─── INFORMATION PROVIDED ───

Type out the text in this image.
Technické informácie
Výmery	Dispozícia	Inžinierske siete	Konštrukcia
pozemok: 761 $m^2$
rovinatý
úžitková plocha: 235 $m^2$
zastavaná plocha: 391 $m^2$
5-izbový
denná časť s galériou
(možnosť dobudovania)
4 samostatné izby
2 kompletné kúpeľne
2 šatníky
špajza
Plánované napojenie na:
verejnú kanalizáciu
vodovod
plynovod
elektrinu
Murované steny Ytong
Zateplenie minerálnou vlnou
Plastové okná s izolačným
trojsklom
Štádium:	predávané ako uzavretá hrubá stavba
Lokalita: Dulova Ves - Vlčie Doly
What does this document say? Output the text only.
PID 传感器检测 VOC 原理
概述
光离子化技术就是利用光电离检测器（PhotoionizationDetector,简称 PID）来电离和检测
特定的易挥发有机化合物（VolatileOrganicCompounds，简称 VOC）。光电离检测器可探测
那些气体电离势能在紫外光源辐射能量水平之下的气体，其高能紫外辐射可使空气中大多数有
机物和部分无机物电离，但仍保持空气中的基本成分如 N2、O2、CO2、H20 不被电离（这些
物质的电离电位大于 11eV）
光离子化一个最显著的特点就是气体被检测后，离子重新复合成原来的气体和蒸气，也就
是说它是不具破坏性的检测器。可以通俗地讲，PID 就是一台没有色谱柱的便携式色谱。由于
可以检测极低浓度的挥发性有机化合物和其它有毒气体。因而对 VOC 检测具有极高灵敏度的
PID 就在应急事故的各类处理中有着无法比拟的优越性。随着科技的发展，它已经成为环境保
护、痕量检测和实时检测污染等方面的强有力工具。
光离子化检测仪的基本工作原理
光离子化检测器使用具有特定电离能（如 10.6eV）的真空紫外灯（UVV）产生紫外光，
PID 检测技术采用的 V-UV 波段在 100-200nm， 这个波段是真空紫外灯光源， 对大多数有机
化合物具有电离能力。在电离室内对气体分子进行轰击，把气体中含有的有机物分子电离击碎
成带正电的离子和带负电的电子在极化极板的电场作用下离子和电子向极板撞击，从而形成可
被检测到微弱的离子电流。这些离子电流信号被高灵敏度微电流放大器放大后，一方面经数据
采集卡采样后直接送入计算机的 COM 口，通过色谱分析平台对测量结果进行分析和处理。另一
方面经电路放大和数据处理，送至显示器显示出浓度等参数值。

───

* **WHAT IS ASKED**
Please repeat the listing above in full and exactly.

* **THE RESULT**
Type out the text in this image.
Technické informácie
Výmery	Dispozícia	Inžinierske siete	Konštrukcia
pozemok: 761 $m^2$
rovinatý
úžitková plocha: 235 $m^2$
zastavaná plocha: 391 $m^2$
5-izbový
denná časť s galériou
(možnosť dobudovania)
4 samostatné izby
2 kompletné kúpeľne
2 šatníky
špajza
Plánované napojenie na:
verejnú kanalizáciu
vodovod
plynovod
elektrinu
Murované steny Ytong
Zateplenie minerálnou vlnou
Plastové okná s izolačným
trojsklom
Štádium:	predávané ako uzavretá hrubá stavba
Lokalita: Dulova Ves - Vlčie Doly
What does this document say? Output the text only.
PID 传感器检测 VOC 原理
概述
光离子化技术就是利用光电离检测器（PhotoionizationDetector,简称 PID）来电离和检测
特定的易挥发有机化合物（VolatileOrganicCompounds，简称 VOC）。光电离检测器可探测
那些气体电离势能在紫外光源辐射能量水平之下的气体，其高能紫外辐射可使空气中大多数有
机物和部分无机物电离，但仍保持空气中的基本成分如 N2、O2、CO2、H20 不被电离（这些
物质的电离电位大于 11eV）
光离子化一个最显著的特点就是气体被检测后，离子重新复合成原来的气体和蒸气，也就
是说它是不具破坏性的检测器。可以通俗地讲，PID 就是一台没有色谱柱的便携式色谱。由于
可以检测极低浓度的挥发性有机化合物和其它有毒气体。因而对 VOC 检测具有极高灵敏度的
PID 就在应急事故的各类处理中有着无法比拟的优越性。随着科技的发展，它已经成为环境保
护、痕量检测和实时检测污染等方面的强有力工具。
光离子化检测仪的基本工作原理
光离子化检测器使用具有特定电离能（如 10.6eV）的真空紫外灯（UVV）产生紫外光，
PID 检测技术采用的 V-UV 波段在 100-200nm， 这个波段是真空紫外灯光源， 对大多数有机
化合物具有电离能力。在电离室内对气体分子进行轰击，把气体中含有的有机物分子电离击碎
成带正电的离子和带负电的电子在极化极板的电场作用下离子和电子向极板撞击，从而形成可
被检测到微弱的离子电流。这些离子电流信号被高灵敏度微电流放大器放大后，一方面经数据
采集卡采样后直接送入计算机的 COM 口，通过色谱分析平台对测量结果进行分析和处理。另一
方面经电路放大和数据处理，送至显示器显示出浓度等参数值。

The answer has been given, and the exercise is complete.